## AIM
Report how many lines contain "日露戦争", with no other words.

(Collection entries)
☆ ☆ ☆
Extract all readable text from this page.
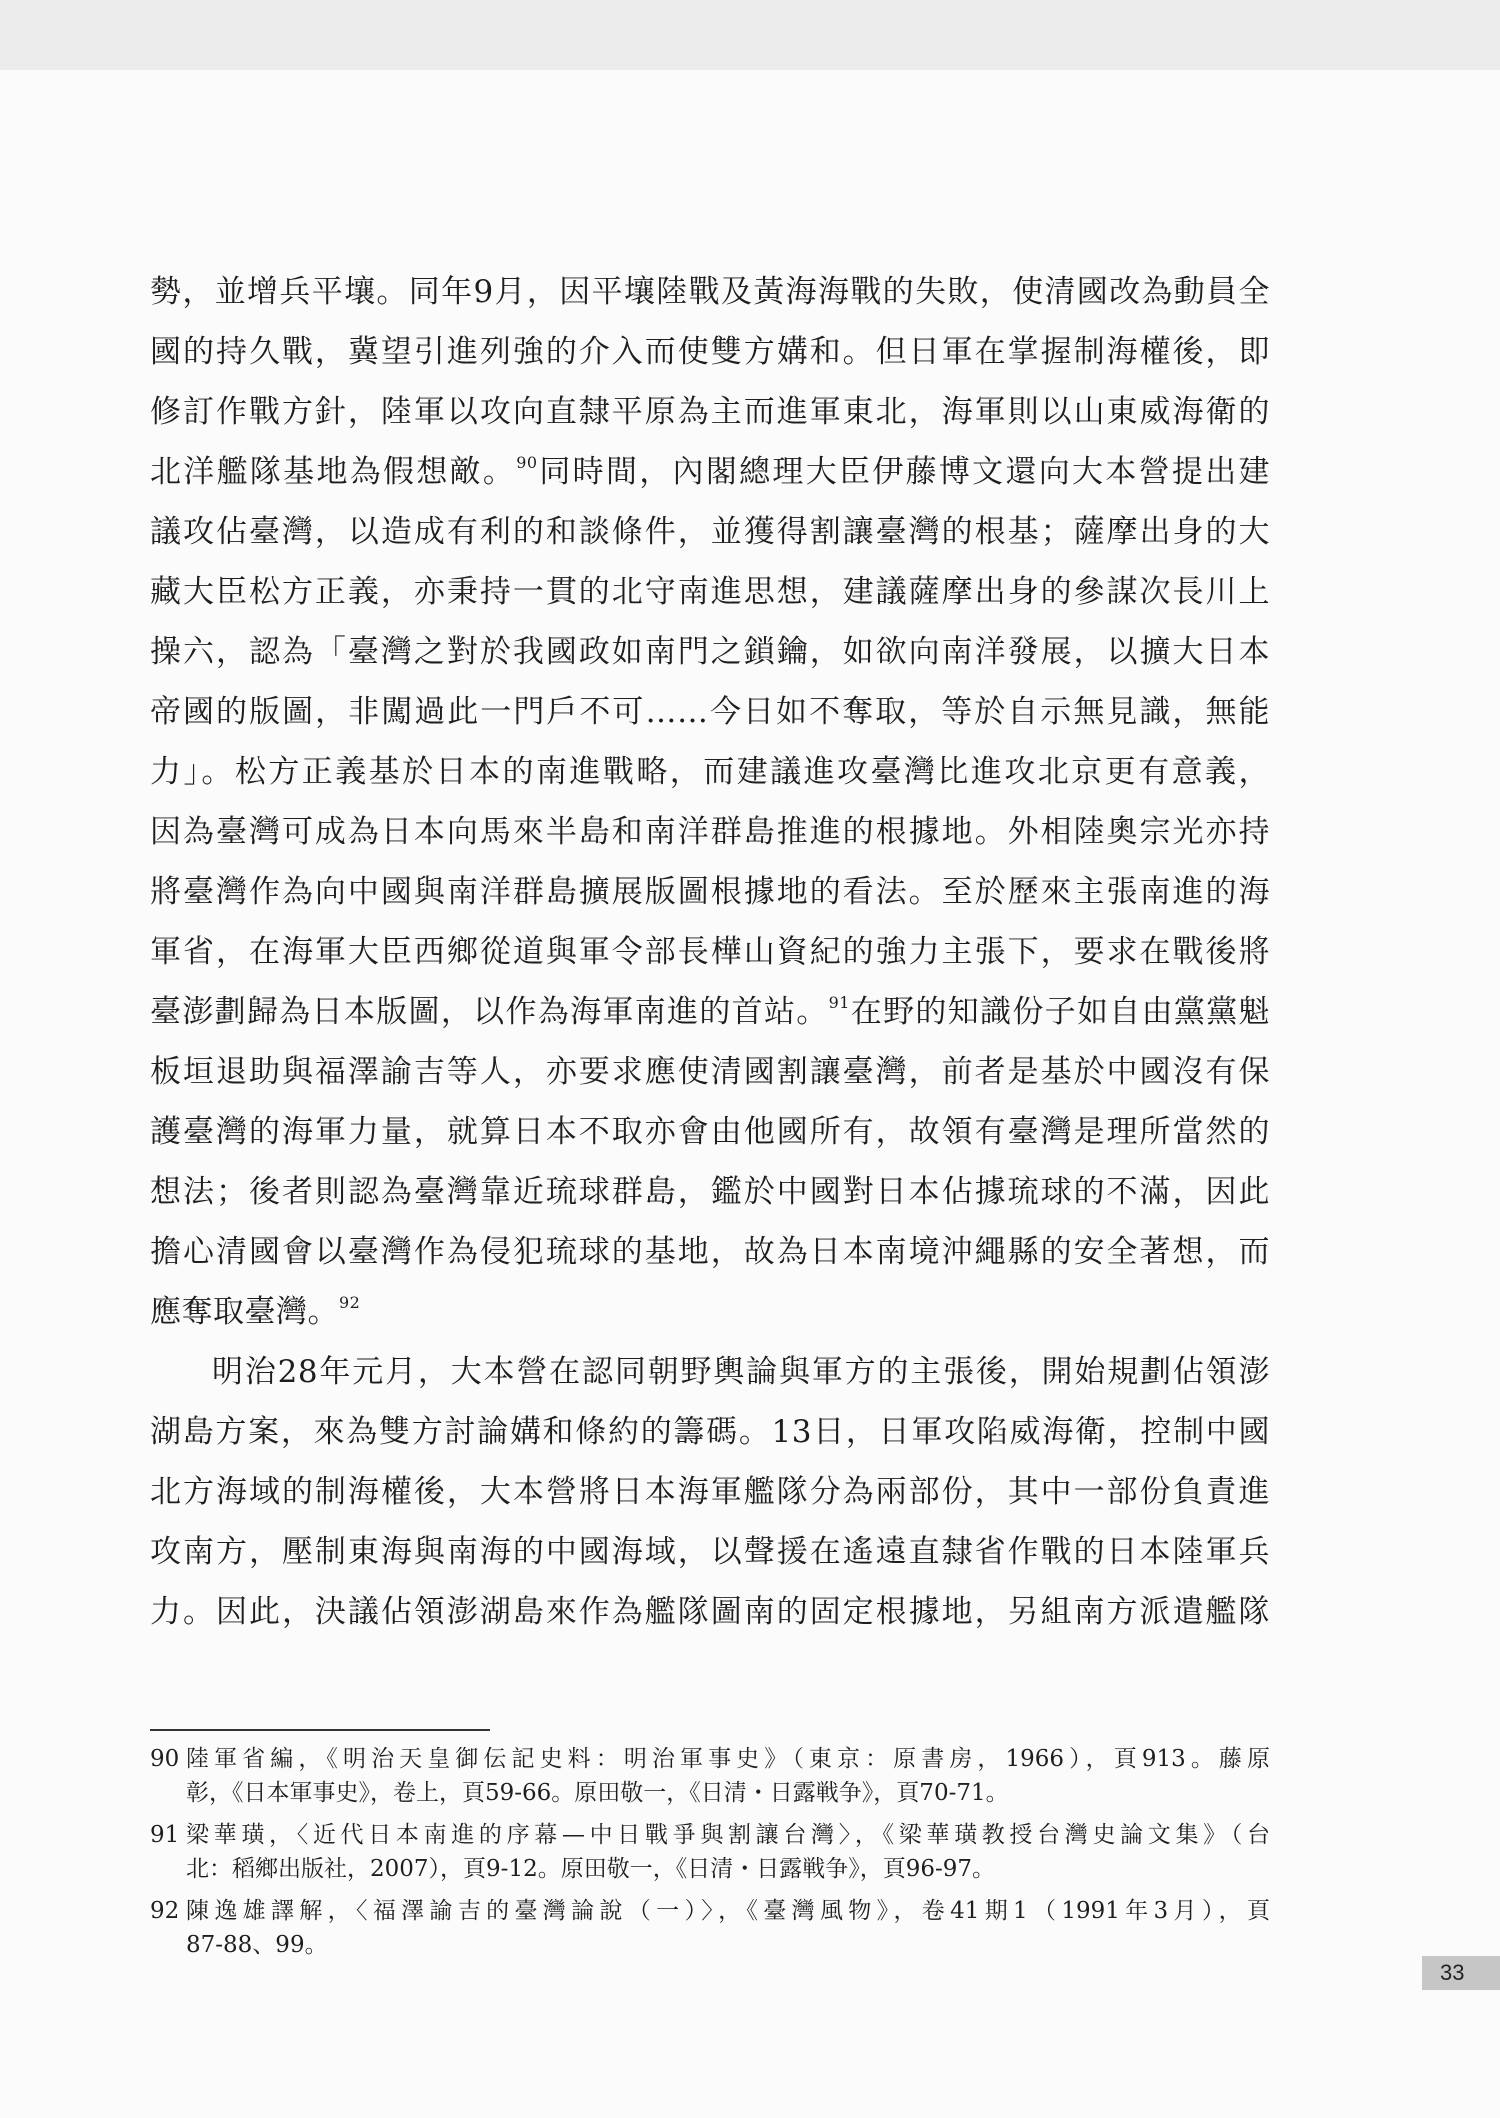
勢，並增兵平壤。同年9月，因平壤陸戰及黃海海戰的失敗，使清國改為動員全
國的持久戰，冀望引進列強的介入而使雙方媾和。但日軍在掌握制海權後，即
修訂作戰方針，陸軍以攻向直隸平原為主而進軍東北，海軍則以山東威海衛的
北洋艦隊基地為假想敵。$^{90}$同時間，內閣總理大臣伊藤博文還向大本營提出建
議攻佔臺灣，以造成有利的和談條件，並獲得割讓臺灣的根基；薩摩出身的大
藏大臣松方正義，亦秉持一貫的北守南進思想，建議薩摩出身的參謀次長川上
操六，認為「臺灣之對於我國政如南門之鎖鑰，如欲向南洋發展，以擴大日本
帝國的版圖，非闖過此一門戶不可……今日如不奪取，等於自示無見識，無能
力」。松方正義基於日本的南進戰略，而建議進攻臺灣比進攻北京更有意義，
因為臺灣可成為日本向馬來半島和南洋群島推進的根據地。外相陸奧宗光亦持
將臺灣作為向中國與南洋群島擴展版圖根據地的看法。至於歷來主張南進的海
軍省，在海軍大臣西鄉從道與軍令部長樺山資紀的強力主張下，要求在戰後將
臺澎劃歸為日本版圖，以作為海軍南進的首站。$^{91}$在野的知識份子如自由黨黨魁
板垣退助與福澤諭吉等人，亦要求應使清國割讓臺灣，前者是基於中國沒有保
護臺灣的海軍力量，就算日本不取亦會由他國所有，故領有臺灣是理所當然的
想法；後者則認為臺灣靠近琉球群島，鑑於中國對日本佔據琉球的不滿，因此
擔心清國會以臺灣作為侵犯琉球的基地，故為日本南境沖繩縣的安全著想，而
應奪取臺灣。$^{92}$
明治28年元月，大本營在認同朝野輿論與軍方的主張後，開始規劃佔領澎
湖島方案，來為雙方討論媾和條約的籌碼。13日，日軍攻陷威海衛，控制中國
北方海域的制海權後，大本營將日本海軍艦隊分為兩部份，其中一部份負責進
攻南方，壓制東海與南海的中國海域，以聲援在遙遠直隸省作戰的日本陸軍兵
力。因此，決議佔領澎湖島來作為艦隊圖南的固定根據地，另組南方派遣艦隊
90 陸軍省編，《明治天皇御伝記史料：明治軍事史》（東京：原書房，1966），頁913。藤原
彰，《日本軍事史》，卷上，頁59-66。原田敬一，《日清・日露戦争》，頁70-71。
91 梁華璜，〈近代日本南進的序幕—中日戰爭與割讓台灣〉，《梁華璜教授台灣史論文集》（台
北：稻鄉出版社，2007），頁9-12。原田敬一，《日清・日露戦争》，頁96-97。
92 陳逸雄譯解，〈福澤諭吉的臺灣論說（一）〉，《臺灣風物》，卷41期1（1991年3月），頁
87-88、99。
33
☆ ☆ ☆
## PROBLEM SOLUTION
2